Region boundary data

######

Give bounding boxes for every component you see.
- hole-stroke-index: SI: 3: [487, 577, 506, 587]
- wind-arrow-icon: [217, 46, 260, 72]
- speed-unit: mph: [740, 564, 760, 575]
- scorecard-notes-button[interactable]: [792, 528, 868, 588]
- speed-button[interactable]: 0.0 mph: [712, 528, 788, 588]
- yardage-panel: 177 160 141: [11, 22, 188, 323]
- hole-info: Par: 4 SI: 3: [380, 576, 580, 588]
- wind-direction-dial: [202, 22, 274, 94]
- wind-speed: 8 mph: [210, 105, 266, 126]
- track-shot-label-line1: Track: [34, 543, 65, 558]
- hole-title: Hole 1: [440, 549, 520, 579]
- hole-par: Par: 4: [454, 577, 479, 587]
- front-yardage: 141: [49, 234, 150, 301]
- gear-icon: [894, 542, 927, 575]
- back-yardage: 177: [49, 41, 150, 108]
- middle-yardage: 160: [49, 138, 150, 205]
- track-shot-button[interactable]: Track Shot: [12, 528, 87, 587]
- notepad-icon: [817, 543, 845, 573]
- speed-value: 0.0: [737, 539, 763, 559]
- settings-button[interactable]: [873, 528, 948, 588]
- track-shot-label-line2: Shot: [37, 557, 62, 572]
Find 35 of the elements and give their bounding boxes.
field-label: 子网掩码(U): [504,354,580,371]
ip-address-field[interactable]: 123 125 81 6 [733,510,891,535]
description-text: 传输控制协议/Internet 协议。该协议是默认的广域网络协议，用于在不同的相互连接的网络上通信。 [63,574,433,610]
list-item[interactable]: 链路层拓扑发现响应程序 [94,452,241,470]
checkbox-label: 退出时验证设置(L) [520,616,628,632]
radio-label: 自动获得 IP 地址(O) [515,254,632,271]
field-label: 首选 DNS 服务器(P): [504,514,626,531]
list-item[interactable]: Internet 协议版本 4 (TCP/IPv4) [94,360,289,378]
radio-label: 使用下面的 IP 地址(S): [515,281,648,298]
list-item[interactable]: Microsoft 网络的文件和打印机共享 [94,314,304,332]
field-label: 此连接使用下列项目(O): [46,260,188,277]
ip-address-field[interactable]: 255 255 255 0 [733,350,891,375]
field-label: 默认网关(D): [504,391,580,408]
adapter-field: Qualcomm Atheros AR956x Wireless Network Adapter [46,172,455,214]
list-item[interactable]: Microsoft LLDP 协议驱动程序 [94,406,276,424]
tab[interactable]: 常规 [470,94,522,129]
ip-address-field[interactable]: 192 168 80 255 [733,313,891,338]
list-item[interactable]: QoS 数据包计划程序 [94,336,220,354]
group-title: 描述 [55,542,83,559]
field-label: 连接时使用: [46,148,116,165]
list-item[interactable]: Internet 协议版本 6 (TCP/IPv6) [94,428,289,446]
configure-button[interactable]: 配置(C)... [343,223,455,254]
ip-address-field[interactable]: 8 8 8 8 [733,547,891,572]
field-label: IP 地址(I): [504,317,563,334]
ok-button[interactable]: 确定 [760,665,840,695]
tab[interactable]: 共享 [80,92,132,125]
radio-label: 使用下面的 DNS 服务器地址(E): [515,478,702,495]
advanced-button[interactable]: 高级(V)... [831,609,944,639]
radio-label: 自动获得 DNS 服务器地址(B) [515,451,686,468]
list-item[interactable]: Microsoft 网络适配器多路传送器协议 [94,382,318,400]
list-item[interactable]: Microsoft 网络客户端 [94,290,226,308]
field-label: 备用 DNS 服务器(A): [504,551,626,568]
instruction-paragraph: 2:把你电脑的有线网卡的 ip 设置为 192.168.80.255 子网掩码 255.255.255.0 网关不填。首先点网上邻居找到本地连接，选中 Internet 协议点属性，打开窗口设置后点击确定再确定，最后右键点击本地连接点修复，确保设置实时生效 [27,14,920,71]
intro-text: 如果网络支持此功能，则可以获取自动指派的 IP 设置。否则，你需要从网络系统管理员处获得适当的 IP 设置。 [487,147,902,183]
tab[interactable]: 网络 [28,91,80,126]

######

The request:
Please reproduce all of the records above verbatim.

Worked answer:
Give bounding boxes for every component you see.
- hole-stroke-index: SI: 3: [487, 577, 506, 587]
- wind-arrow-icon: [217, 46, 260, 72]
- speed-unit: mph: [740, 564, 760, 575]
- scorecard-notes-button[interactable]: [792, 528, 868, 588]
- speed-button[interactable]: 0.0 mph: [712, 528, 788, 588]
- yardage-panel: 177 160 141: [11, 22, 188, 323]
- hole-info: Par: 4 SI: 3: [380, 576, 580, 588]
- wind-direction-dial: [202, 22, 274, 94]
- wind-speed: 8 mph: [210, 105, 266, 126]
- track-shot-label-line1: Track: [34, 543, 65, 558]
- hole-title: Hole 1: [440, 549, 520, 579]
- hole-par: Par: 4: [454, 577, 479, 587]
- front-yardage: 141: [49, 234, 150, 301]
- gear-icon: [894, 542, 927, 575]
- back-yardage: 177: [49, 41, 150, 108]
- middle-yardage: 160: [49, 138, 150, 205]
- track-shot-button[interactable]: Track Shot: [12, 528, 87, 587]
- notepad-icon: [817, 543, 845, 573]
- speed-value: 0.0: [737, 539, 763, 559]
- settings-button[interactable]: [873, 528, 948, 588]
- track-shot-label-line2: Shot: [37, 557, 62, 572]
Find 35 of the elements and give their bounding boxes.
field-label: 子网掩码(U): [504,354,580,371]
ip-address-field[interactable]: 123 125 81 6 [733,510,891,535]
description-text: 传输控制协议/Internet 协议。该协议是默认的广域网络协议，用于在不同的相互连接的网络上通信。 [63,574,433,610]
list-item[interactable]: 链路层拓扑发现响应程序 [94,452,241,470]
checkbox-label: 退出时验证设置(L) [520,616,628,632]
radio-label: 自动获得 IP 地址(O) [515,254,632,271]
field-label: 首选 DNS 服务器(P): [504,514,626,531]
list-item[interactable]: Internet 协议版本 4 (TCP/IPv4) [94,360,289,378]
radio-label: 使用下面的 IP 地址(S): [515,281,648,298]
list-item[interactable]: Microsoft 网络的文件和打印机共享 [94,314,304,332]
field-label: 此连接使用下列项目(O): [46,260,188,277]
ip-address-field[interactable]: 255 255 255 0 [733,350,891,375]
field-label: 默认网关(D): [504,391,580,408]
adapter-field: Qualcomm Atheros AR956x Wireless Network Adapter [46,172,455,214]
list-item[interactable]: Microsoft LLDP 协议驱动程序 [94,406,276,424]
tab[interactable]: 常规 [470,94,522,129]
ip-address-field[interactable]: 192 168 80 255 [733,313,891,338]
list-item[interactable]: QoS 数据包计划程序 [94,336,220,354]
group-title: 描述 [55,542,83,559]
field-label: 连接时使用: [46,148,116,165]
list-item[interactable]: Internet 协议版本 6 (TCP/IPv6) [94,428,289,446]
configure-button[interactable]: 配置(C)... [343,223,455,254]
ip-address-field[interactable]: 8 8 8 8 [733,547,891,572]
field-label: IP 地址(I): [504,317,563,334]
ok-button[interactable]: 确定 [760,665,840,695]
tab[interactable]: 共享 [80,92,132,125]
radio-label: 使用下面的 DNS 服务器地址(E): [515,478,702,495]
advanced-button[interactable]: 高级(V)... [831,609,944,639]
radio-label: 自动获得 DNS 服务器地址(B) [515,451,686,468]
list-item[interactable]: Microsoft 网络适配器多路传送器协议 [94,382,318,400]
list-item[interactable]: Microsoft 网络客户端 [94,290,226,308]
field-label: 备用 DNS 服务器(A): [504,551,626,568]
instruction-paragraph: 2:把你电脑的有线网卡的 ip 设置为 192.168.80.255 子网掩码 255.255.255.0 网关不填。首先点网上邻居找到本地连接，选中 Internet 协议点属性，打开窗口设置后点击确定再确定，最后右键点击本地连接点修复，确保设置实时生效 [27,14,920,71]
intro-text: 如果网络支持此功能，则可以获取自动指派的 IP 设置。否则，你需要从网络系统管理员处获得适当的 IP 设置。 [487,147,902,183]
tab[interactable]: 网络 [28,91,80,126]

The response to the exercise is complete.